** Start **
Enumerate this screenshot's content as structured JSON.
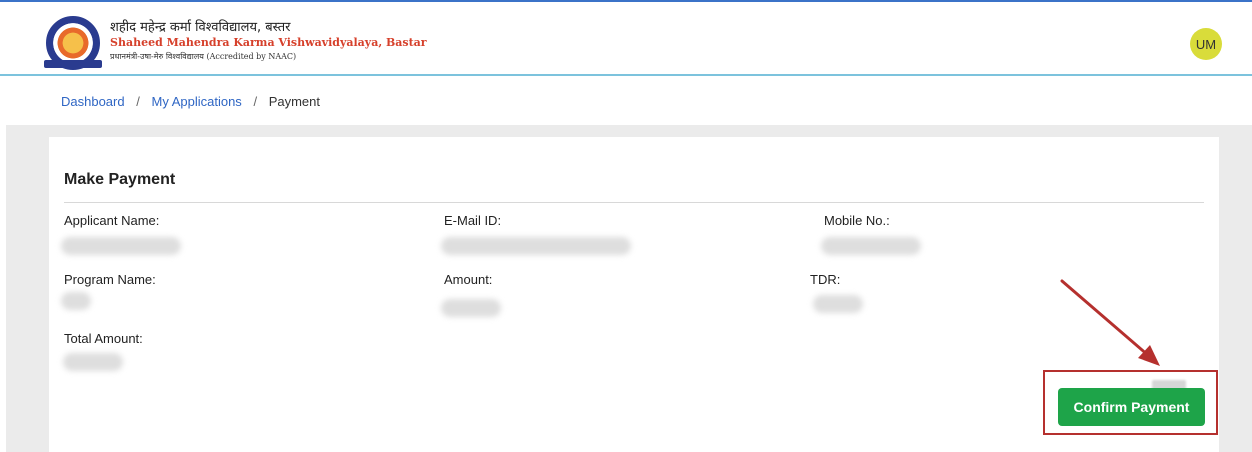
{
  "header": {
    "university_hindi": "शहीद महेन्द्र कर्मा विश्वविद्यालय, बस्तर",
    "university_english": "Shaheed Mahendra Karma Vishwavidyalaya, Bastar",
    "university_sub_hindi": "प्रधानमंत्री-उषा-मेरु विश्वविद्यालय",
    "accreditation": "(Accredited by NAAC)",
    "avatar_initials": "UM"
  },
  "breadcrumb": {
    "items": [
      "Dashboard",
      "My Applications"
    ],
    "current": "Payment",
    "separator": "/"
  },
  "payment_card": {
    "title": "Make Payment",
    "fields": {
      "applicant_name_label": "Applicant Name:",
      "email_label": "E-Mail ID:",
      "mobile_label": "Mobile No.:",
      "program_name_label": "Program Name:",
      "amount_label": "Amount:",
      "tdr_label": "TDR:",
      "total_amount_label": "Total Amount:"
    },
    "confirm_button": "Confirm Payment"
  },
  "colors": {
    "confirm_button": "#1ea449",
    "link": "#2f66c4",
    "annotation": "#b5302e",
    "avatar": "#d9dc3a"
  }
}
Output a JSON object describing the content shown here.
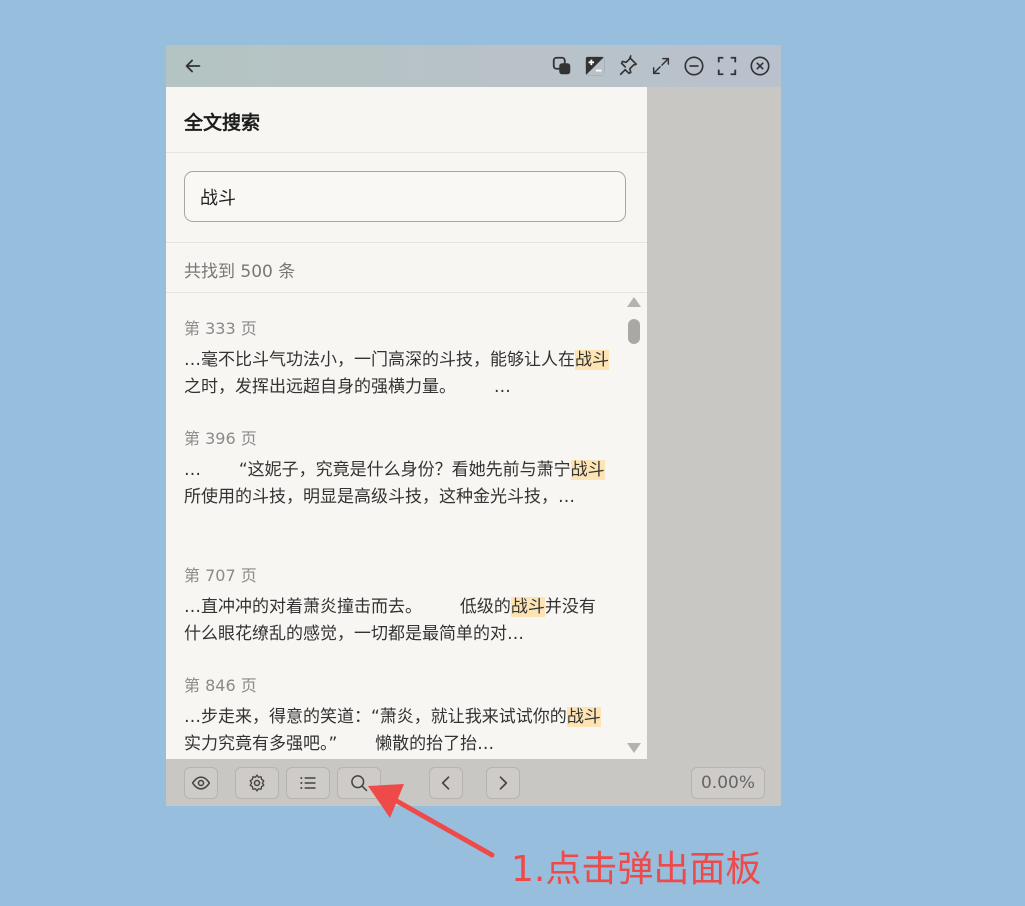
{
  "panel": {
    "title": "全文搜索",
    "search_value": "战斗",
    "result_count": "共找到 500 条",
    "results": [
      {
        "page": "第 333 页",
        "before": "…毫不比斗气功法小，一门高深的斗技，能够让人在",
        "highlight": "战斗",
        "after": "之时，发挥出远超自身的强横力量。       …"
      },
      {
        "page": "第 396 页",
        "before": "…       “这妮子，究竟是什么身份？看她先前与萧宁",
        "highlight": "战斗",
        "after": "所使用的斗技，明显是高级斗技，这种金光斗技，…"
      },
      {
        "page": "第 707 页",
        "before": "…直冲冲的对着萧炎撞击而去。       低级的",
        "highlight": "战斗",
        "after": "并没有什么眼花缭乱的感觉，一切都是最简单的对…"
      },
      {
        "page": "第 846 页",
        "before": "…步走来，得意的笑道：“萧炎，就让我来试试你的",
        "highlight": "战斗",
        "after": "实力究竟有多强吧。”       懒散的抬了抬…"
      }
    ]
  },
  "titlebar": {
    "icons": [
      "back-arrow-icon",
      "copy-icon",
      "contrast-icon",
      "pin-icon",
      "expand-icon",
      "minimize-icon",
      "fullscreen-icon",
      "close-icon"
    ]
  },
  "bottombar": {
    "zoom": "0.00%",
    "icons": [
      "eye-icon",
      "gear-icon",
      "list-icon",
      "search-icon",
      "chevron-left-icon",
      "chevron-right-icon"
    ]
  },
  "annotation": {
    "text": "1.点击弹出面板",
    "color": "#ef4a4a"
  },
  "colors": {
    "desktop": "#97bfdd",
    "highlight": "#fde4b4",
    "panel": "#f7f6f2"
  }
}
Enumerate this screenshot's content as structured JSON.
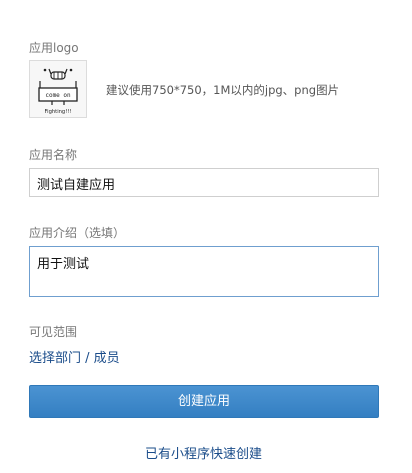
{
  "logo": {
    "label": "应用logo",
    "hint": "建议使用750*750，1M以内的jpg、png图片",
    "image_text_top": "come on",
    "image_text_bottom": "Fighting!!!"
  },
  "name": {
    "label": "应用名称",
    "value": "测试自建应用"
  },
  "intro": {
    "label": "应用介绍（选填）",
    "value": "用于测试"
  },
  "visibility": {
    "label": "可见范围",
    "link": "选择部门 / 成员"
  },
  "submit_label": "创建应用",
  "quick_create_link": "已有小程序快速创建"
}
** End **
What is being asked: Using the listing above, copy exactly the lines from the one that contains "Output a JSON" through its last line, both included, but not the pictures.

Finished task:
Output a JSON object describing the content shown here.
{
  "panel": {
    "title": "全文搜索",
    "search_value": "战斗",
    "result_count": "共找到 500 条",
    "results": [
      {
        "page": "第 333 页",
        "before": "…毫不比斗气功法小，一门高深的斗技，能够让人在",
        "highlight": "战斗",
        "after": "之时，发挥出远超自身的强横力量。       …"
      },
      {
        "page": "第 396 页",
        "before": "…       “这妮子，究竟是什么身份？看她先前与萧宁",
        "highlight": "战斗",
        "after": "所使用的斗技，明显是高级斗技，这种金光斗技，…"
      },
      {
        "page": "第 707 页",
        "before": "…直冲冲的对着萧炎撞击而去。       低级的",
        "highlight": "战斗",
        "after": "并没有什么眼花缭乱的感觉，一切都是最简单的对…"
      },
      {
        "page": "第 846 页",
        "before": "…步走来，得意的笑道：“萧炎，就让我来试试你的",
        "highlight": "战斗",
        "after": "实力究竟有多强吧。”       懒散的抬了抬…"
      }
    ]
  },
  "titlebar": {
    "icons": [
      "back-arrow-icon",
      "copy-icon",
      "contrast-icon",
      "pin-icon",
      "expand-icon",
      "minimize-icon",
      "fullscreen-icon",
      "close-icon"
    ]
  },
  "bottombar": {
    "zoom": "0.00%",
    "icons": [
      "eye-icon",
      "gear-icon",
      "list-icon",
      "search-icon",
      "chevron-left-icon",
      "chevron-right-icon"
    ]
  },
  "annotation": {
    "text": "1.点击弹出面板",
    "color": "#ef4a4a"
  },
  "colors": {
    "desktop": "#97bfdd",
    "highlight": "#fde4b4",
    "panel": "#f7f6f2"
  }
}
Enumerate this screenshot's content as structured JSON.
{
  "logo": {
    "label": "应用logo",
    "hint": "建议使用750*750，1M以内的jpg、png图片",
    "image_text_top": "come on",
    "image_text_bottom": "Fighting!!!"
  },
  "name": {
    "label": "应用名称",
    "value": "测试自建应用"
  },
  "intro": {
    "label": "应用介绍（选填）",
    "value": "用于测试"
  },
  "visibility": {
    "label": "可见范围",
    "link": "选择部门 / 成员"
  },
  "submit_label": "创建应用",
  "quick_create_link": "已有小程序快速创建"
}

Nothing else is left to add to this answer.